TASK INSTRUCTIONS ::
Count each line in which the word "деталью" appears. Reply with the total and nothing more.

┄┄┄┄┄┄┄┄┄┄┄┄┄┄┄┄┄┄┄┄

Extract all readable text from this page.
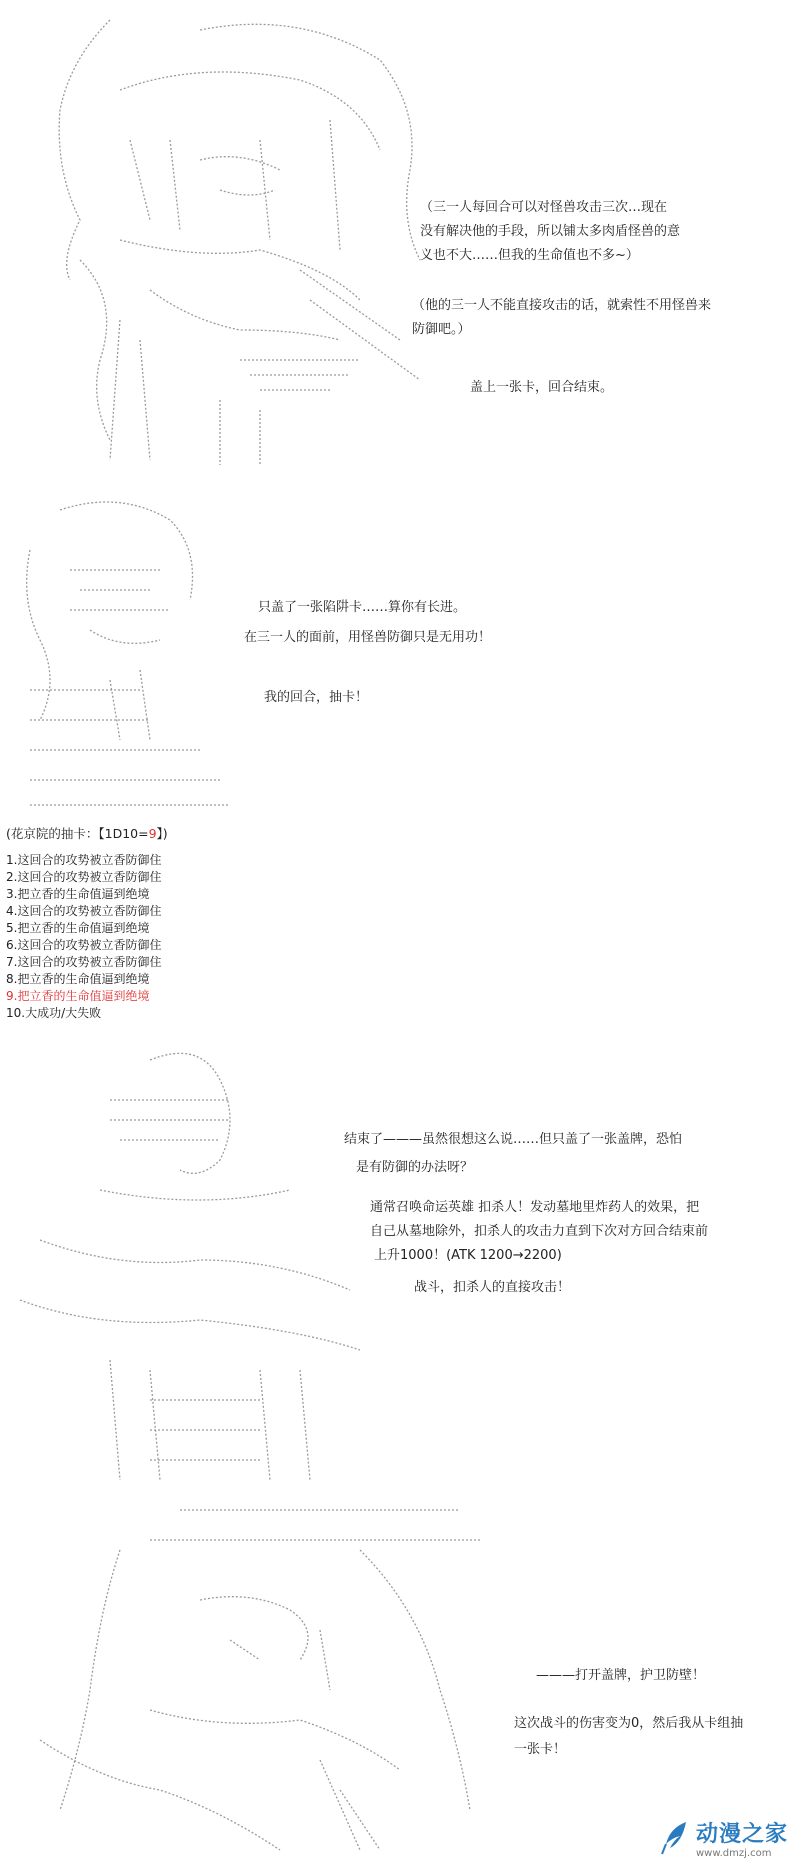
（三一人每回合可以对怪兽攻击三次…现在
没有解决他的手段，所以铺太多肉盾怪兽的意
义也不大……但我的生命值也不多~）
（他的三一人不能直接攻击的话，就索性不用怪兽来
防御吧。）
盖上一张卡，回合结束。
只盖了一张陷阱卡……算你有长进。
在三一人的面前，用怪兽防御只是无用功！
我的回合，抽卡！
(花京院的抽卡：【1D10=9】)
1.这回合的攻势被立香防御住
2.这回合的攻势被立香防御住
3.把立香的生命值逼到绝境
4.这回合的攻势被立香防御住
5.把立香的生命值逼到绝境
6.这回合的攻势被立香防御住
7.这回合的攻势被立香防御住
8.把立香的生命值逼到绝境
9.把立香的生命值逼到绝境
10.大成功/大失败
结束了———虽然很想这么说……但只盖了一张盖牌，恐怕
是有防御的办法呀？
通常召唤命运英雄 扣杀人！发动墓地里炸药人的效果，把
自己从墓地除外，扣杀人的攻击力直到下次对方回合结束前
上升1000！(ATK 1200→2200)
战斗，扣杀人的直接攻击！
———打开盖牌，护卫防壁！
这次战斗的伤害变为0，然后我从卡组抽
一张卡！
动漫之家
www.dmzj.com
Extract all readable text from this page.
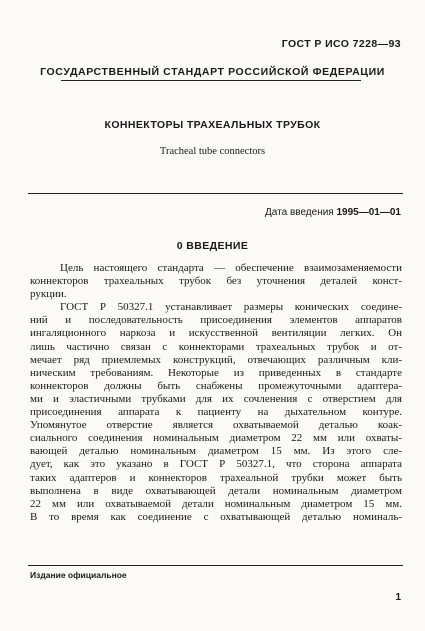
ГОСТ Р ИСО 7228—93
ГОСУДАРСТВЕННЫЙ СТАНДАРТ РОССИЙСКОЙ ФЕДЕРАЦИИ
КОННЕКТОРЫ ТРАХЕАЛЬНЫХ ТРУБОК
Tracheal tube connectors
Дата введения 1995—01—01
0 ВВЕДЕНИЕ
Цель настоящего стандарта — обеспечение взаимозаменяемости
коннекторов трахеальных трубок без уточнения деталей конст-
рукции.
ГОСТ Р 50327.1 устанавливает размеры конических соедине-
ний и последовательность присоединения элементов аппаратов
ингаляционного наркоза и искусственной вентиляции легких. Он
лишь частично связан с коннекторами трахеальных трубок и от-
мечает ряд приемлемых конструкций, отвечающих различным кли-
ническим требованиям. Некоторые из приведенных в стандарте
коннекторов должны быть снабжены промежуточными адаптера-
ми и эластичными трубками для их сочленения с отверстием для
присоединения аппарата к пациенту на дыхательном контуре.
Упомянутое отверстие является охватываемой деталью коак-
сиального соединения номинальным диаметром 22 мм или охваты-
вающей деталью номинальным диаметром 15 мм. Из этого сле-
дует, как это указано в ГОСТ Р 50327.1, что сторона аппарата
таких адаптеров и коннекторов трахеальной трубки может быть
выполнена в виде охватывающей детали номинальным диаметром
22 мм или охватываемой детали номинальным диаметром 15 мм.
В то время как соединение с охватывающей деталью номиналь-
Издание официальное
1
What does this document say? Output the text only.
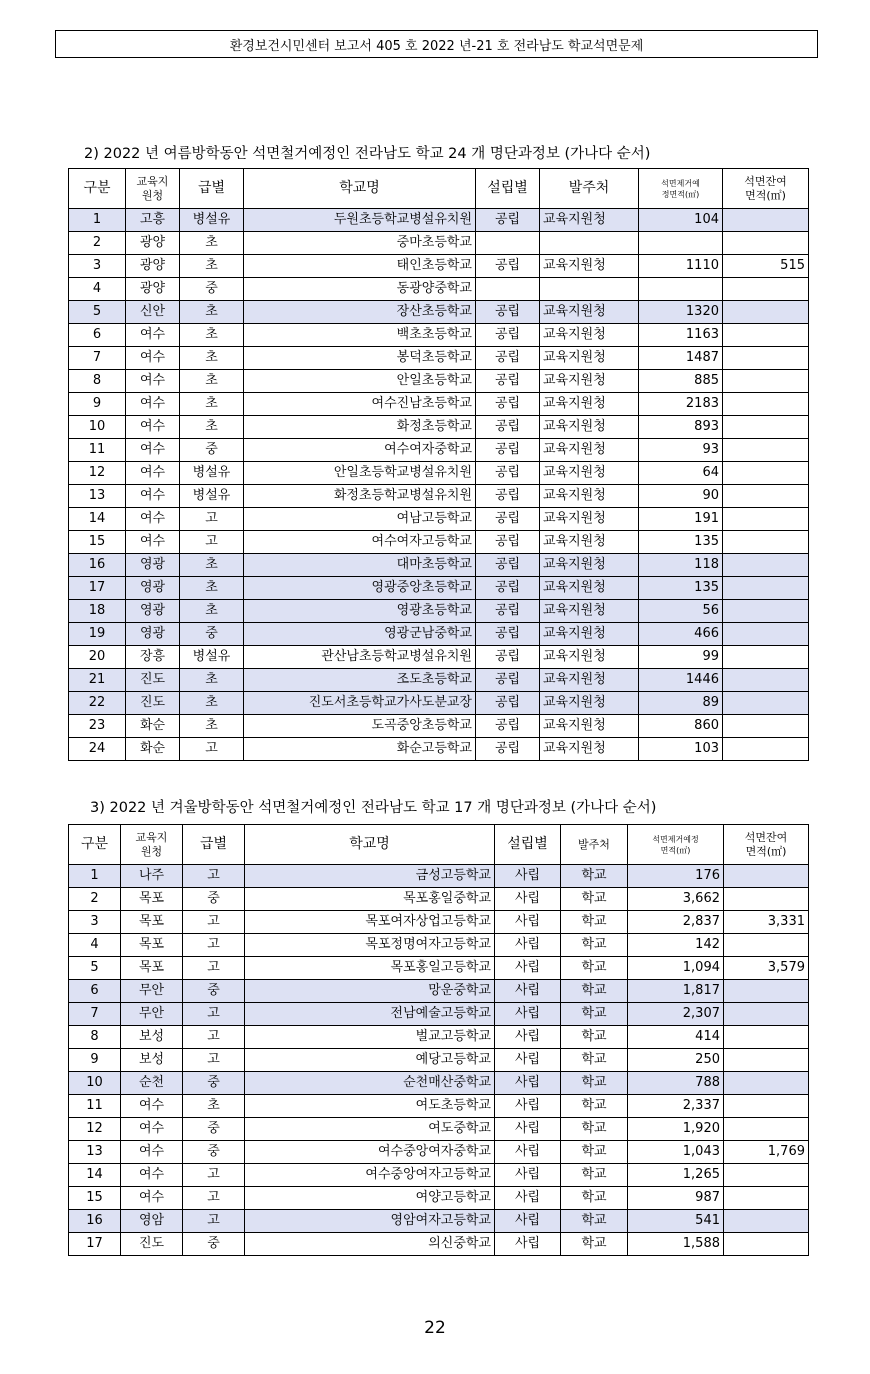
환경보건시민센터 보고서 405 호 2022 년-21 호 전라남도 학교석면문제
2) 2022 년 여름방학동안 석면철거예정인 전라남도 학교 24 개 명단과정보 (가나다 순서)
구분	교육지
원청	급별	학교명	설립별	발주처	석면제거예
정면적(㎡)	석면잔여
면적(㎡)

1	고흥	병설유	두원초등학교병설유치원	공립	교육지원청	104	
2	광양	초	중마초등학교				
3	광양	초	태인초등학교	공립	교육지원청	1110	515
4	광양	중	동광양중학교				
5	신안	초	장산초등학교	공립	교육지원청	1320	
6	여수	초	백초초등학교	공립	교육지원청	1163	
7	여수	초	봉덕초등학교	공립	교육지원청	1487	
8	여수	초	안일초등학교	공립	교육지원청	885	
9	여수	초	여수진남초등학교	공립	교육지원청	2183	
10	여수	초	화정초등학교	공립	교육지원청	893	
11	여수	중	여수여자중학교	공립	교육지원청	93	
12	여수	병설유	안일초등학교병설유치원	공립	교육지원청	64	
13	여수	병설유	화정초등학교병설유치원	공립	교육지원청	90	
14	여수	고	여남고등학교	공립	교육지원청	191	
15	여수	고	여수여자고등학교	공립	교육지원청	135	
16	영광	초	대마초등학교	공립	교육지원청	118	
17	영광	초	영광중앙초등학교	공립	교육지원청	135	
18	영광	초	영광초등학교	공립	교육지원청	56	
19	영광	중	영광군남중학교	공립	교육지원청	466	
20	장흥	병설유	관산남초등학교병설유치원	공립	교육지원청	99	
21	진도	초	조도초등학교	공립	교육지원청	1446	
22	진도	초	진도서초등학교가사도분교장	공립	교육지원청	89	
23	화순	초	도곡중앙초등학교	공립	교육지원청	860	
24	화순	고	화순고등학교	공립	교육지원청	103	
3) 2022 년 겨울방학동안 석면철거예정인 전라남도 학교 17 개 명단과정보 (가나다 순서)
구분	교육지
원청	급별	학교명	설립별	발주처	석면제거예정
면적(㎡)	석면잔여
면적(㎡)

1	나주	고	금성고등학교	사립	학교	176	
2	목포	중	목포홍일중학교	사립	학교	3,662	
3	목포	고	목포여자상업고등학교	사립	학교	2,837	3,331
4	목포	고	목포정명여자고등학교	사립	학교	142	
5	목포	고	목포홍일고등학교	사립	학교	1,094	3,579
6	무안	중	망운중학교	사립	학교	1,817	
7	무안	고	전남예술고등학교	사립	학교	2,307	
8	보성	고	벌교고등학교	사립	학교	414	
9	보성	고	예당고등학교	사립	학교	250	
10	순천	중	순천매산중학교	사립	학교	788	
11	여수	초	여도초등학교	사립	학교	2,337	
12	여수	중	여도중학교	사립	학교	1,920	
13	여수	중	여수중앙여자중학교	사립	학교	1,043	1,769
14	여수	고	여수중앙여자고등학교	사립	학교	1,265	
15	여수	고	여양고등학교	사립	학교	987	
16	영암	고	영암여자고등학교	사립	학교	541	
17	진도	중	의신중학교	사립	학교	1,588	
22
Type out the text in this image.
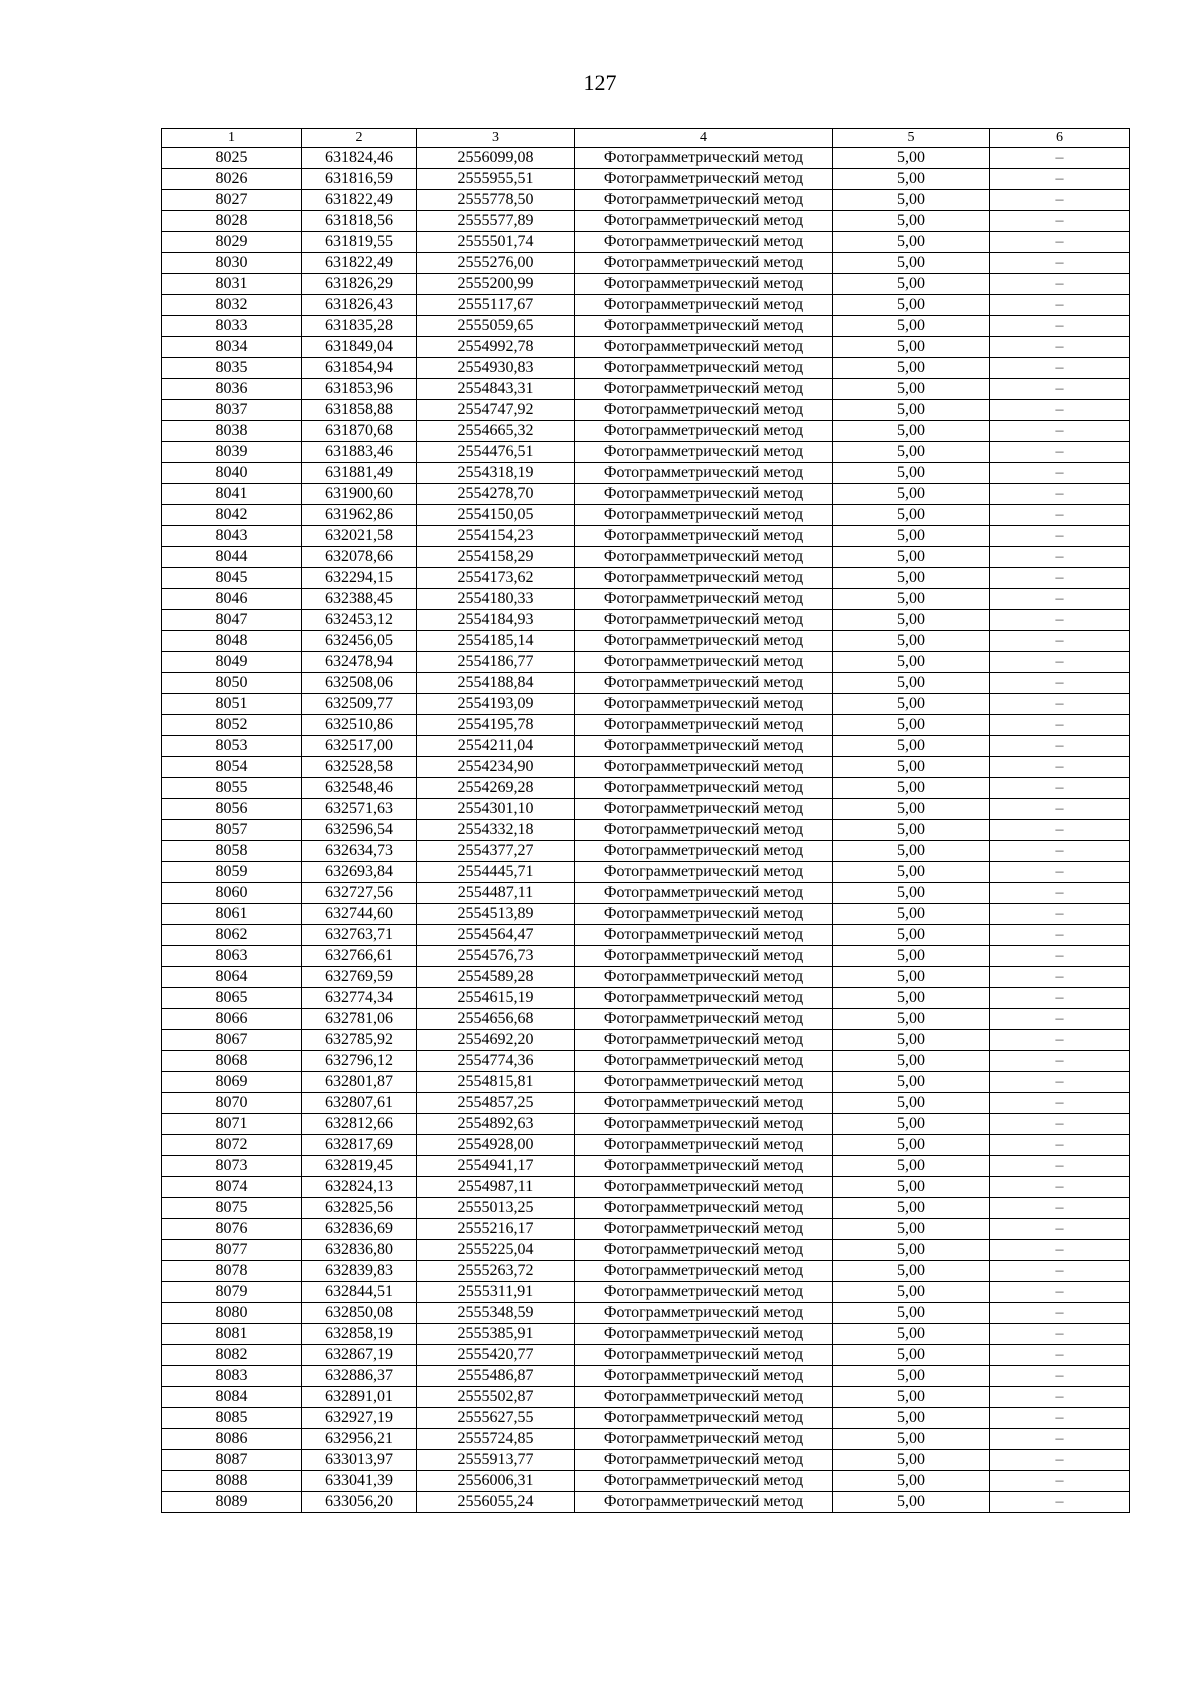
127
1	2	3	4	5	6
8025	631824,46	2556099,08	Фотограмметрический метод	5,00	–
8026	631816,59	2555955,51	Фотограмметрический метод	5,00	–
8027	631822,49	2555778,50	Фотограмметрический метод	5,00	–
8028	631818,56	2555577,89	Фотограмметрический метод	5,00	–
8029	631819,55	2555501,74	Фотограмметрический метод	5,00	–
8030	631822,49	2555276,00	Фотограмметрический метод	5,00	–
8031	631826,29	2555200,99	Фотограмметрический метод	5,00	–
8032	631826,43	2555117,67	Фотограмметрический метод	5,00	–
8033	631835,28	2555059,65	Фотограмметрический метод	5,00	–
8034	631849,04	2554992,78	Фотограмметрический метод	5,00	–
8035	631854,94	2554930,83	Фотограмметрический метод	5,00	–
8036	631853,96	2554843,31	Фотограмметрический метод	5,00	–
8037	631858,88	2554747,92	Фотограмметрический метод	5,00	–
8038	631870,68	2554665,32	Фотограмметрический метод	5,00	–
8039	631883,46	2554476,51	Фотограмметрический метод	5,00	–
8040	631881,49	2554318,19	Фотограмметрический метод	5,00	–
8041	631900,60	2554278,70	Фотограмметрический метод	5,00	–
8042	631962,86	2554150,05	Фотограмметрический метод	5,00	–
8043	632021,58	2554154,23	Фотограмметрический метод	5,00	–
8044	632078,66	2554158,29	Фотограмметрический метод	5,00	–
8045	632294,15	2554173,62	Фотограмметрический метод	5,00	–
8046	632388,45	2554180,33	Фотограмметрический метод	5,00	–
8047	632453,12	2554184,93	Фотограмметрический метод	5,00	–
8048	632456,05	2554185,14	Фотограмметрический метод	5,00	–
8049	632478,94	2554186,77	Фотограмметрический метод	5,00	–
8050	632508,06	2554188,84	Фотограмметрический метод	5,00	–
8051	632509,77	2554193,09	Фотограмметрический метод	5,00	–
8052	632510,86	2554195,78	Фотограмметрический метод	5,00	–
8053	632517,00	2554211,04	Фотограмметрический метод	5,00	–
8054	632528,58	2554234,90	Фотограмметрический метод	5,00	–
8055	632548,46	2554269,28	Фотограмметрический метод	5,00	–
8056	632571,63	2554301,10	Фотограмметрический метод	5,00	–
8057	632596,54	2554332,18	Фотограмметрический метод	5,00	–
8058	632634,73	2554377,27	Фотограмметрический метод	5,00	–
8059	632693,84	2554445,71	Фотограмметрический метод	5,00	–
8060	632727,56	2554487,11	Фотограмметрический метод	5,00	–
8061	632744,60	2554513,89	Фотограмметрический метод	5,00	–
8062	632763,71	2554564,47	Фотограмметрический метод	5,00	–
8063	632766,61	2554576,73	Фотограмметрический метод	5,00	–
8064	632769,59	2554589,28	Фотограмметрический метод	5,00	–
8065	632774,34	2554615,19	Фотограмметрический метод	5,00	–
8066	632781,06	2554656,68	Фотограмметрический метод	5,00	–
8067	632785,92	2554692,20	Фотограмметрический метод	5,00	–
8068	632796,12	2554774,36	Фотограмметрический метод	5,00	–
8069	632801,87	2554815,81	Фотограмметрический метод	5,00	–
8070	632807,61	2554857,25	Фотограмметрический метод	5,00	–
8071	632812,66	2554892,63	Фотограмметрический метод	5,00	–
8072	632817,69	2554928,00	Фотограмметрический метод	5,00	–
8073	632819,45	2554941,17	Фотограмметрический метод	5,00	–
8074	632824,13	2554987,11	Фотограмметрический метод	5,00	–
8075	632825,56	2555013,25	Фотограмметрический метод	5,00	–
8076	632836,69	2555216,17	Фотограмметрический метод	5,00	–
8077	632836,80	2555225,04	Фотограмметрический метод	5,00	–
8078	632839,83	2555263,72	Фотограмметрический метод	5,00	–
8079	632844,51	2555311,91	Фотограмметрический метод	5,00	–
8080	632850,08	2555348,59	Фотограмметрический метод	5,00	–
8081	632858,19	2555385,91	Фотограмметрический метод	5,00	–
8082	632867,19	2555420,77	Фотограмметрический метод	5,00	–
8083	632886,37	2555486,87	Фотограмметрический метод	5,00	–
8084	632891,01	2555502,87	Фотограмметрический метод	5,00	–
8085	632927,19	2555627,55	Фотограмметрический метод	5,00	–
8086	632956,21	2555724,85	Фотограмметрический метод	5,00	–
8087	633013,97	2555913,77	Фотограмметрический метод	5,00	–
8088	633041,39	2556006,31	Фотограмметрический метод	5,00	–
8089	633056,20	2556055,24	Фотограмметрический метод	5,00	–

┄┄┄┄┄┄┄┄┄┄┄┄┄┄┄┄┄┄┄┄

FULL SOLUTION ::
3